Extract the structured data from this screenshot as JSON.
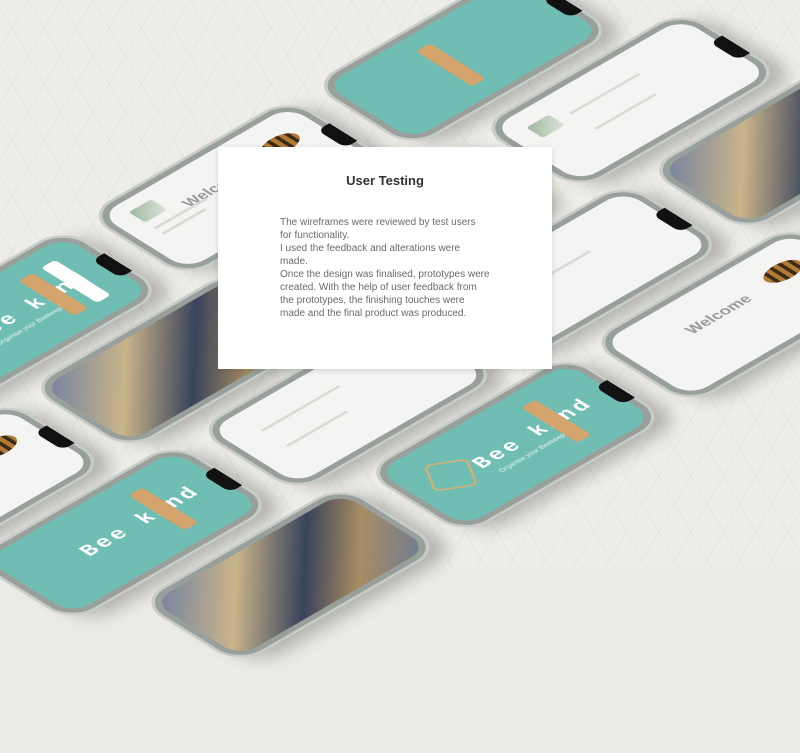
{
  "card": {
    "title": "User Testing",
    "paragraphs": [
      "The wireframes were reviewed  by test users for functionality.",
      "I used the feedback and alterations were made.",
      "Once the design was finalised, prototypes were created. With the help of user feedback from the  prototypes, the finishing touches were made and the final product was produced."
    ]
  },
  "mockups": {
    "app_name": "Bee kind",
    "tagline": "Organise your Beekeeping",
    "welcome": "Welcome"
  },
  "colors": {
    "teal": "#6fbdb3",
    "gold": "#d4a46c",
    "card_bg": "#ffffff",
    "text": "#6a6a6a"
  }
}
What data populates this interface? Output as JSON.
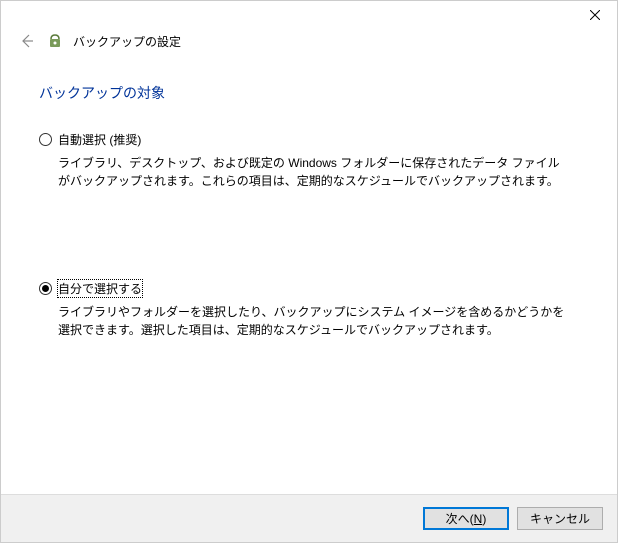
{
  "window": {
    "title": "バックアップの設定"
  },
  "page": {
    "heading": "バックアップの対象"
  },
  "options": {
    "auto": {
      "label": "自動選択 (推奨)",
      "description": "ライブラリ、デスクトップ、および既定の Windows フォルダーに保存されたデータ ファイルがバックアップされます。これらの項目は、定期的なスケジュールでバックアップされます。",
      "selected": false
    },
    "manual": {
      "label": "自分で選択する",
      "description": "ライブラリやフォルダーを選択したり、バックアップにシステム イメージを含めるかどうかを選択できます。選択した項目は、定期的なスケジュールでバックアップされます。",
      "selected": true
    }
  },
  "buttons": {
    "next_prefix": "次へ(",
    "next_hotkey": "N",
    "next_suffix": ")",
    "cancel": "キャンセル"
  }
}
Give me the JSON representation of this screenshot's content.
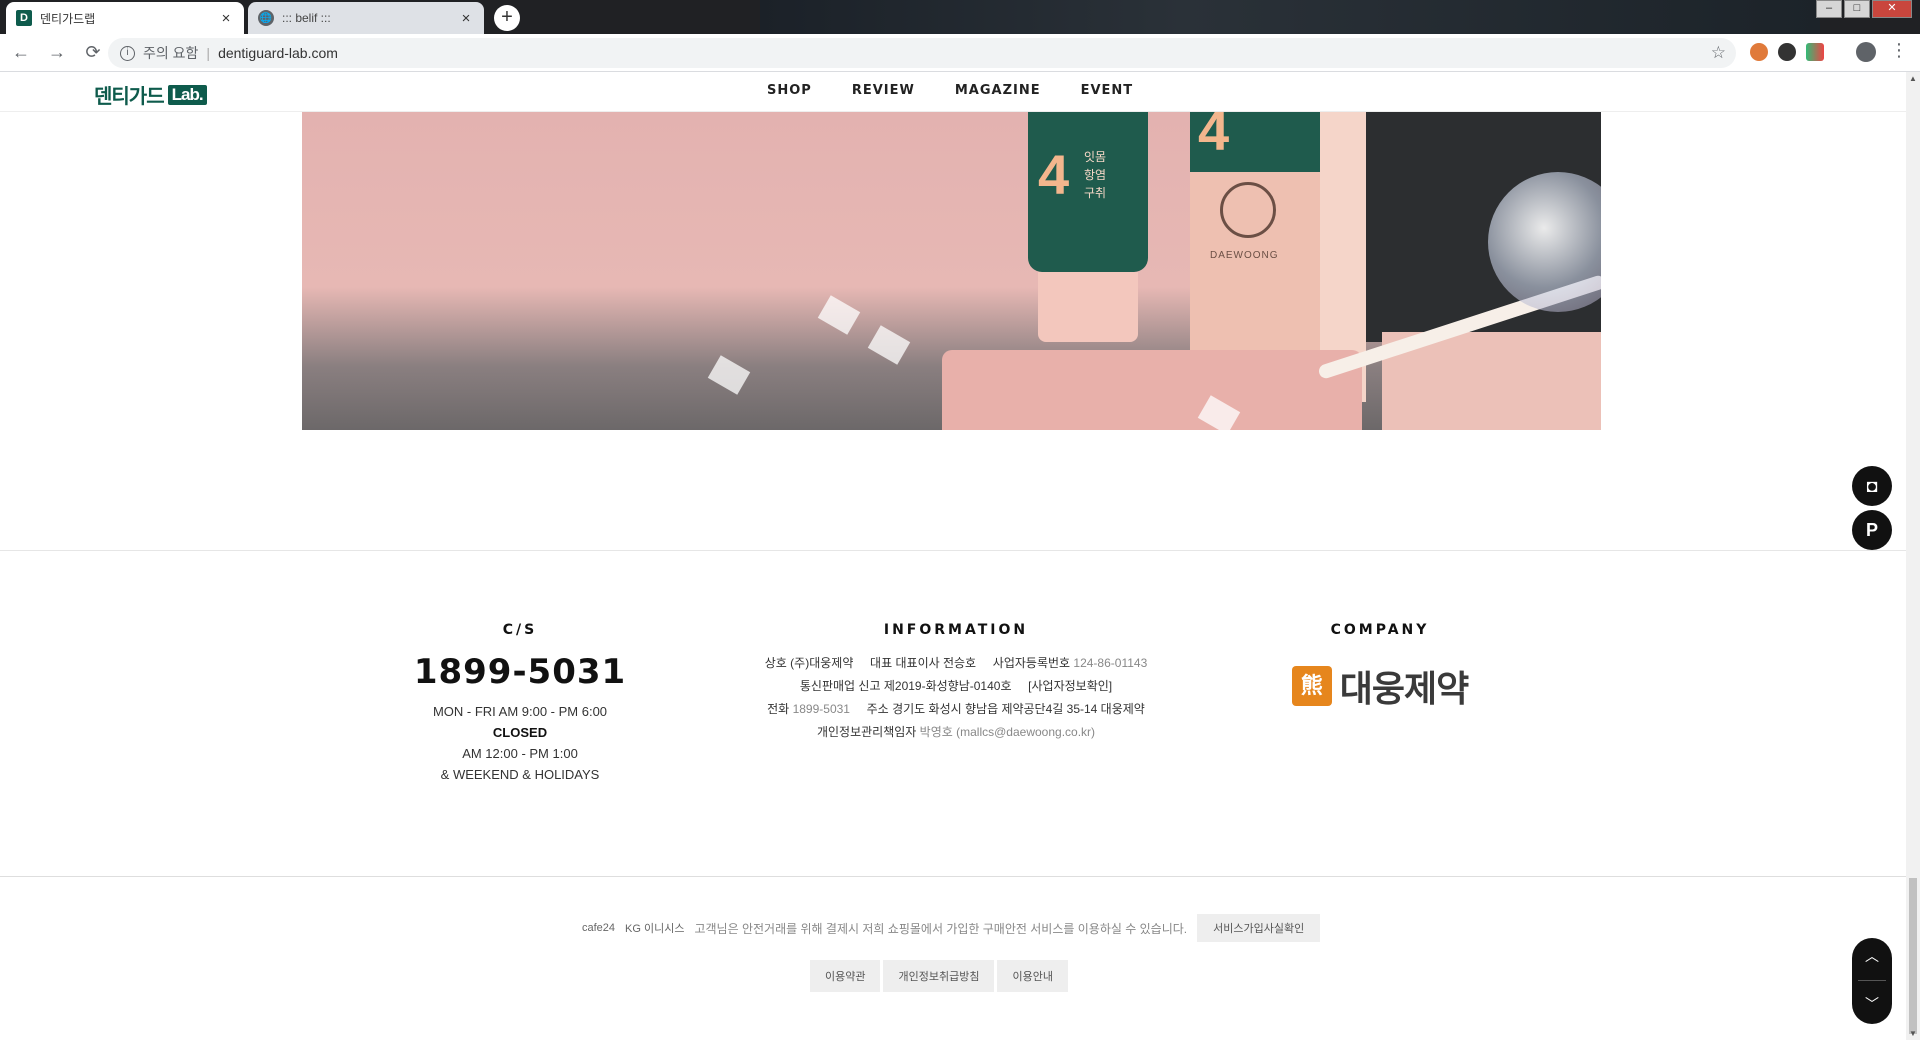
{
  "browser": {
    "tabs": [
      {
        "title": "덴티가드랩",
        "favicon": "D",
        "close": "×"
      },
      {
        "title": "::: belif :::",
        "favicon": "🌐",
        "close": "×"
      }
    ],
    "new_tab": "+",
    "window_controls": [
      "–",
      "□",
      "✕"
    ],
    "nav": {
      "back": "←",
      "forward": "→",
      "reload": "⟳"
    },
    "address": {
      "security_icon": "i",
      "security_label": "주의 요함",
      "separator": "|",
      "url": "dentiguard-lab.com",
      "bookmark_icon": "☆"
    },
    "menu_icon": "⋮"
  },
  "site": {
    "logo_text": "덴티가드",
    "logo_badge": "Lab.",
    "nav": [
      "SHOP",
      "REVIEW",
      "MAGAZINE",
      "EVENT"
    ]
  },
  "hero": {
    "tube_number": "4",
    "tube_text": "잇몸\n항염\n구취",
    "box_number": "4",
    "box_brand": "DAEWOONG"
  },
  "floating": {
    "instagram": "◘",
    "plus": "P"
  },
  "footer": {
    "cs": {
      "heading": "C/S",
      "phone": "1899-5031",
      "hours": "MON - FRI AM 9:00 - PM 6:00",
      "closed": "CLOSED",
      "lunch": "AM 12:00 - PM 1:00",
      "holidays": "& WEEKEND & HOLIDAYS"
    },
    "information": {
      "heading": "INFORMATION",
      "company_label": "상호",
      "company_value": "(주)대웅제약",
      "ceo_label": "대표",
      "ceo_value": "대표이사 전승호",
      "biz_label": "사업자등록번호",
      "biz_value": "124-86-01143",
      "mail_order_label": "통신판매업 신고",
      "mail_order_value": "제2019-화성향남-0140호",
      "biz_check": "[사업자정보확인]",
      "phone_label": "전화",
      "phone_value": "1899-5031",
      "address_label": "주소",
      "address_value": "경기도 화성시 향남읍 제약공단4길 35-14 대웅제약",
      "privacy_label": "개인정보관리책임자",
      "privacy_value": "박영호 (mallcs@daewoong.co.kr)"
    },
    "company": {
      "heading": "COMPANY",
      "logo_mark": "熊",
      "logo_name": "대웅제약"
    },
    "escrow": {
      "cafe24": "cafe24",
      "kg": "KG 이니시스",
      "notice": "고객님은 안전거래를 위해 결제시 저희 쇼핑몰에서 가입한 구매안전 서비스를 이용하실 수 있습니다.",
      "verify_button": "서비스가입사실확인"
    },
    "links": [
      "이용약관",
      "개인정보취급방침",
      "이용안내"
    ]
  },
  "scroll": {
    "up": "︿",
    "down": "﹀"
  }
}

#### What the task requires:
Each record must be quoted in full and exactly. Do not include the pictures.

#### Task result:
Extract the structured data from this screenshot as JSON.
{
  "card": {
    "title": "User Testing",
    "paragraphs": [
      "The wireframes were reviewed  by test users for functionality.",
      "I used the feedback and alterations were made.",
      "Once the design was finalised, prototypes were created. With the help of user feedback from the  prototypes, the finishing touches were made and the final product was produced."
    ]
  },
  "mockups": {
    "app_name": "Bee kind",
    "tagline": "Organise your Beekeeping",
    "welcome": "Welcome"
  },
  "colors": {
    "teal": "#6fbdb3",
    "gold": "#d4a46c",
    "card_bg": "#ffffff",
    "text": "#6a6a6a"
  }
}
What data populates this interface? Output as JSON.
{
  "window": {
    "title": "バックアップの設定"
  },
  "page": {
    "heading": "バックアップの対象"
  },
  "options": {
    "auto": {
      "label": "自動選択 (推奨)",
      "description": "ライブラリ、デスクトップ、および既定の Windows フォルダーに保存されたデータ ファイルがバックアップされます。これらの項目は、定期的なスケジュールでバックアップされます。",
      "selected": false
    },
    "manual": {
      "label": "自分で選択する",
      "description": "ライブラリやフォルダーを選択したり、バックアップにシステム イメージを含めるかどうかを選択できます。選択した項目は、定期的なスケジュールでバックアップされます。",
      "selected": true
    }
  },
  "buttons": {
    "next_prefix": "次へ(",
    "next_hotkey": "N",
    "next_suffix": ")",
    "cancel": "キャンセル"
  }
}
Give me the JSON representation of this screenshot's content.
{
  "browser": {
    "tabs": [
      {
        "title": "덴티가드랩",
        "favicon": "D",
        "close": "×"
      },
      {
        "title": "::: belif :::",
        "favicon": "🌐",
        "close": "×"
      }
    ],
    "new_tab": "+",
    "window_controls": [
      "–",
      "□",
      "✕"
    ],
    "nav": {
      "back": "←",
      "forward": "→",
      "reload": "⟳"
    },
    "address": {
      "security_icon": "i",
      "security_label": "주의 요함",
      "separator": "|",
      "url": "dentiguard-lab.com",
      "bookmark_icon": "☆"
    },
    "menu_icon": "⋮"
  },
  "site": {
    "logo_text": "덴티가드",
    "logo_badge": "Lab.",
    "nav": [
      "SHOP",
      "REVIEW",
      "MAGAZINE",
      "EVENT"
    ]
  },
  "hero": {
    "tube_number": "4",
    "tube_text": "잇몸\n항염\n구취",
    "box_number": "4",
    "box_brand": "DAEWOONG"
  },
  "floating": {
    "instagram": "◘",
    "plus": "P"
  },
  "footer": {
    "cs": {
      "heading": "C/S",
      "phone": "1899-5031",
      "hours": "MON - FRI AM 9:00 - PM 6:00",
      "closed": "CLOSED",
      "lunch": "AM 12:00 - PM 1:00",
      "holidays": "& WEEKEND & HOLIDAYS"
    },
    "information": {
      "heading": "INFORMATION",
      "company_label": "상호",
      "company_value": "(주)대웅제약",
      "ceo_label": "대표",
      "ceo_value": "대표이사 전승호",
      "biz_label": "사업자등록번호",
      "biz_value": "124-86-01143",
      "mail_order_label": "통신판매업 신고",
      "mail_order_value": "제2019-화성향남-0140호",
      "biz_check": "[사업자정보확인]",
      "phone_label": "전화",
      "phone_value": "1899-5031",
      "address_label": "주소",
      "address_value": "경기도 화성시 향남읍 제약공단4길 35-14 대웅제약",
      "privacy_label": "개인정보관리책임자",
      "privacy_value": "박영호 (mallcs@daewoong.co.kr)"
    },
    "company": {
      "heading": "COMPANY",
      "logo_mark": "熊",
      "logo_name": "대웅제약"
    },
    "escrow": {
      "cafe24": "cafe24",
      "kg": "KG 이니시스",
      "notice": "고객님은 안전거래를 위해 결제시 저희 쇼핑몰에서 가입한 구매안전 서비스를 이용하실 수 있습니다.",
      "verify_button": "서비스가입사실확인"
    },
    "links": [
      "이용약관",
      "개인정보취급방침",
      "이용안내"
    ]
  },
  "scroll": {
    "up": "︿",
    "down": "﹀"
  }
}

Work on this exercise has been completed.